- WHAT TO DO:
Reproduce the listing below without any change.

- PROVIDED RECORDS:
----------------
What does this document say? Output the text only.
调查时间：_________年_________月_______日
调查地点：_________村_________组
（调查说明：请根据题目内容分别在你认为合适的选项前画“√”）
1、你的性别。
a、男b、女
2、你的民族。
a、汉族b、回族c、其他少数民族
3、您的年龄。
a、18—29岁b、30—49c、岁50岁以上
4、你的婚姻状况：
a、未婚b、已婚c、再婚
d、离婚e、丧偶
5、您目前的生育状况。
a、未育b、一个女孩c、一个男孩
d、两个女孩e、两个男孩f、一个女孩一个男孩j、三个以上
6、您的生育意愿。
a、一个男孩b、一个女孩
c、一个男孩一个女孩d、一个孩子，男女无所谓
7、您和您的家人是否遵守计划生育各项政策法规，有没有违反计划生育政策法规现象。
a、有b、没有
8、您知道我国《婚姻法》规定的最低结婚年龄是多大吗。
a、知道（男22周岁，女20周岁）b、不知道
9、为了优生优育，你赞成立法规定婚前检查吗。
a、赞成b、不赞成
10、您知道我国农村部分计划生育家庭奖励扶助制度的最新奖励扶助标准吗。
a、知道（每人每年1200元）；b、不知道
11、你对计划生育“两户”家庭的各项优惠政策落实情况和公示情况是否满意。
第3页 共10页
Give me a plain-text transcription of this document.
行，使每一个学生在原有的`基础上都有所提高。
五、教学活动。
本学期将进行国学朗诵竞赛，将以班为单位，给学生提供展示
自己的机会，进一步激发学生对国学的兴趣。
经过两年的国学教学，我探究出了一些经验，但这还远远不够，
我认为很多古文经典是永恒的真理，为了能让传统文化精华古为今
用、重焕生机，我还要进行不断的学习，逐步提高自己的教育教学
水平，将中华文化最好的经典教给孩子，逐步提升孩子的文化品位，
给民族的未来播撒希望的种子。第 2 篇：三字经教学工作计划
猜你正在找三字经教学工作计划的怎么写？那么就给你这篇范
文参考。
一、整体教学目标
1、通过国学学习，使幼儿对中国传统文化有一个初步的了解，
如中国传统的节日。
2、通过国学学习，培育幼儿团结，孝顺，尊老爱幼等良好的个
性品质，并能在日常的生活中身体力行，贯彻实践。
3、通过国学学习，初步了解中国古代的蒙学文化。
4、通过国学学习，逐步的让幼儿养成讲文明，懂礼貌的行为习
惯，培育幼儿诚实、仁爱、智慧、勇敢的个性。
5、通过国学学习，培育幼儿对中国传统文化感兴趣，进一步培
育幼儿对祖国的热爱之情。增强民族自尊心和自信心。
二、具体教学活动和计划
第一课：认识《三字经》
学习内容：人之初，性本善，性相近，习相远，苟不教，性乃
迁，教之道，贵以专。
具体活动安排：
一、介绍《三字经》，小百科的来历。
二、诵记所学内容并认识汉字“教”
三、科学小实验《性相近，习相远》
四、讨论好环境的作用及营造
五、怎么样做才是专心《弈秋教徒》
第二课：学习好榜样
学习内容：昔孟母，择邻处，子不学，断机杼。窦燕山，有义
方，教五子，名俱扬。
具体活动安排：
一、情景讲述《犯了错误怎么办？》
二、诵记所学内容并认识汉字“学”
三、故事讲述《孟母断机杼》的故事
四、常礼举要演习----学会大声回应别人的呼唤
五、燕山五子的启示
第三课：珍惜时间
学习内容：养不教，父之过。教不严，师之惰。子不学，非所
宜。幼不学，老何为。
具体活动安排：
----------------
- FULL RESPONSE:
What does this document say? Output the text only.
调查时间：_________年_________月_______日
调查地点：_________村_________组
（调查说明：请根据题目内容分别在你认为合适的选项前画“√”）
1、你的性别。
a、男b、女
2、你的民族。
a、汉族b、回族c、其他少数民族
3、您的年龄。
a、18—29岁b、30—49c、岁50岁以上
4、你的婚姻状况：
a、未婚b、已婚c、再婚
d、离婚e、丧偶
5、您目前的生育状况。
a、未育b、一个女孩c、一个男孩
d、两个女孩e、两个男孩f、一个女孩一个男孩j、三个以上
6、您的生育意愿。
a、一个男孩b、一个女孩
c、一个男孩一个女孩d、一个孩子，男女无所谓
7、您和您的家人是否遵守计划生育各项政策法规，有没有违反计划生育政策法规现象。
a、有b、没有
8、您知道我国《婚姻法》规定的最低结婚年龄是多大吗。
a、知道（男22周岁，女20周岁）b、不知道
9、为了优生优育，你赞成立法规定婚前检查吗。
a、赞成b、不赞成
10、您知道我国农村部分计划生育家庭奖励扶助制度的最新奖励扶助标准吗。
a、知道（每人每年1200元）；b、不知道
11、你对计划生育“两户”家庭的各项优惠政策落实情况和公示情况是否满意。
第3页 共10页
Give me a plain-text transcription of this document.
行，使每一个学生在原有的`基础上都有所提高。
五、教学活动。
本学期将进行国学朗诵竞赛，将以班为单位，给学生提供展示
自己的机会，进一步激发学生对国学的兴趣。
经过两年的国学教学，我探究出了一些经验，但这还远远不够，
我认为很多古文经典是永恒的真理，为了能让传统文化精华古为今
用、重焕生机，我还要进行不断的学习，逐步提高自己的教育教学
水平，将中华文化最好的经典教给孩子，逐步提升孩子的文化品位，
给民族的未来播撒希望的种子。第 2 篇：三字经教学工作计划
猜你正在找三字经教学工作计划的怎么写？那么就给你这篇范
文参考。
一、整体教学目标
1、通过国学学习，使幼儿对中国传统文化有一个初步的了解，
如中国传统的节日。
2、通过国学学习，培育幼儿团结，孝顺，尊老爱幼等良好的个
性品质，并能在日常的生活中身体力行，贯彻实践。
3、通过国学学习，初步了解中国古代的蒙学文化。
4、通过国学学习，逐步的让幼儿养成讲文明，懂礼貌的行为习
惯，培育幼儿诚实、仁爱、智慧、勇敢的个性。
5、通过国学学习，培育幼儿对中国传统文化感兴趣，进一步培
育幼儿对祖国的热爱之情。增强民族自尊心和自信心。
二、具体教学活动和计划
第一课：认识《三字经》
学习内容：人之初，性本善，性相近，习相远，苟不教，性乃
迁，教之道，贵以专。
具体活动安排：
一、介绍《三字经》，小百科的来历。
二、诵记所学内容并认识汉字“教”
三、科学小实验《性相近，习相远》
四、讨论好环境的作用及营造
五、怎么样做才是专心《弈秋教徒》
第二课：学习好榜样
学习内容：昔孟母，择邻处，子不学，断机杼。窦燕山，有义
方，教五子，名俱扬。
具体活动安排：
一、情景讲述《犯了错误怎么办？》
二、诵记所学内容并认识汉字“学”
三、故事讲述《孟母断机杼》的故事
四、常礼举要演习----学会大声回应别人的呼唤
五、燕山五子的启示
第三课：珍惜时间
学习内容：养不教，父之过。教不严，师之惰。子不学，非所
宜。幼不学，老何为。
具体活动安排：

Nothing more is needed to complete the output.